#### Items

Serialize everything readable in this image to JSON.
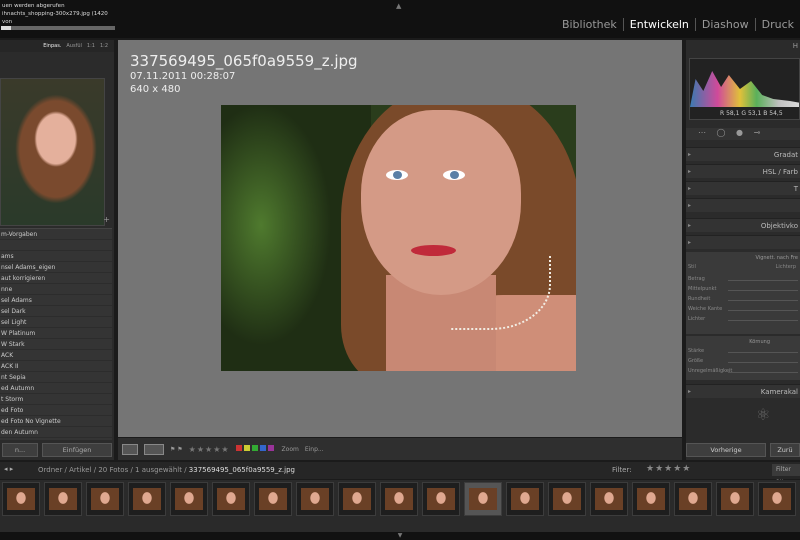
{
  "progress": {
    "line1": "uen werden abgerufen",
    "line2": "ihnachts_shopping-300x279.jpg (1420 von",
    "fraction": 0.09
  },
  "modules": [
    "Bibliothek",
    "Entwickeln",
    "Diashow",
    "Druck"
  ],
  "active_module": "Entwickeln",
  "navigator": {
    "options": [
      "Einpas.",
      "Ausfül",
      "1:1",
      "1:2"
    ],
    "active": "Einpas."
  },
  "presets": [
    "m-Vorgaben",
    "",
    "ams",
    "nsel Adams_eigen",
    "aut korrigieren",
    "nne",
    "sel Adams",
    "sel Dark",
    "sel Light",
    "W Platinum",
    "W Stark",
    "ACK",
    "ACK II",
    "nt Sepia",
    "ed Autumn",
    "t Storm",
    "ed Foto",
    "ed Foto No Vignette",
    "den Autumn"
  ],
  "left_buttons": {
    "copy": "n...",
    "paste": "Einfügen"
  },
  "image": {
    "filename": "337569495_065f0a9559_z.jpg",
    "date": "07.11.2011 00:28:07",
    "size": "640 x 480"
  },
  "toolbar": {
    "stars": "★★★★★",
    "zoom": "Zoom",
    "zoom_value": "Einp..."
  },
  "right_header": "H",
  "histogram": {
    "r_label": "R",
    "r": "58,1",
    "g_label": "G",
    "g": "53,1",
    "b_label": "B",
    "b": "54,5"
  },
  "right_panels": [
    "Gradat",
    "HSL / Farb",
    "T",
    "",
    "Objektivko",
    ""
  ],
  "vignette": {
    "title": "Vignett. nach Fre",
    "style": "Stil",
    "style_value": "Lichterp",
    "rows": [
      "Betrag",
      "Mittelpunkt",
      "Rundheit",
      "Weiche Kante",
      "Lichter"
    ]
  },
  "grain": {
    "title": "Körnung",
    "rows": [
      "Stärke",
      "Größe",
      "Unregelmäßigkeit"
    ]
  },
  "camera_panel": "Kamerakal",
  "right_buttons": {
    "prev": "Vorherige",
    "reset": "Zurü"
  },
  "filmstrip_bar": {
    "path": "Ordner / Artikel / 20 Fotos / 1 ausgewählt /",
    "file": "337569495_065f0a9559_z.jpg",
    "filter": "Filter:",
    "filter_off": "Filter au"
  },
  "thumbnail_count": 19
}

########

What is asked: Copy out the records above in full, exactly as written, but not the pictures.

Solved problem:
Serialize everything readable in this image to JSON.
{
  "progress": {
    "line1": "uen werden abgerufen",
    "line2": "ihnachts_shopping-300x279.jpg (1420 von",
    "fraction": 0.09
  },
  "modules": [
    "Bibliothek",
    "Entwickeln",
    "Diashow",
    "Druck"
  ],
  "active_module": "Entwickeln",
  "navigator": {
    "options": [
      "Einpas.",
      "Ausfül",
      "1:1",
      "1:2"
    ],
    "active": "Einpas."
  },
  "presets": [
    "m-Vorgaben",
    "",
    "ams",
    "nsel Adams_eigen",
    "aut korrigieren",
    "nne",
    "sel Adams",
    "sel Dark",
    "sel Light",
    "W Platinum",
    "W Stark",
    "ACK",
    "ACK II",
    "nt Sepia",
    "ed Autumn",
    "t Storm",
    "ed Foto",
    "ed Foto No Vignette",
    "den Autumn"
  ],
  "left_buttons": {
    "copy": "n...",
    "paste": "Einfügen"
  },
  "image": {
    "filename": "337569495_065f0a9559_z.jpg",
    "date": "07.11.2011 00:28:07",
    "size": "640 x 480"
  },
  "toolbar": {
    "stars": "★★★★★",
    "zoom": "Zoom",
    "zoom_value": "Einp..."
  },
  "right_header": "H",
  "histogram": {
    "r_label": "R",
    "r": "58,1",
    "g_label": "G",
    "g": "53,1",
    "b_label": "B",
    "b": "54,5"
  },
  "right_panels": [
    "Gradat",
    "HSL / Farb",
    "T",
    "",
    "Objektivko",
    ""
  ],
  "vignette": {
    "title": "Vignett. nach Fre",
    "style": "Stil",
    "style_value": "Lichterp",
    "rows": [
      "Betrag",
      "Mittelpunkt",
      "Rundheit",
      "Weiche Kante",
      "Lichter"
    ]
  },
  "grain": {
    "title": "Körnung",
    "rows": [
      "Stärke",
      "Größe",
      "Unregelmäßigkeit"
    ]
  },
  "camera_panel": "Kamerakal",
  "right_buttons": {
    "prev": "Vorherige",
    "reset": "Zurü"
  },
  "filmstrip_bar": {
    "path": "Ordner / Artikel / 20 Fotos / 1 ausgewählt /",
    "file": "337569495_065f0a9559_z.jpg",
    "filter": "Filter:",
    "filter_off": "Filter au"
  },
  "thumbnail_count": 19
}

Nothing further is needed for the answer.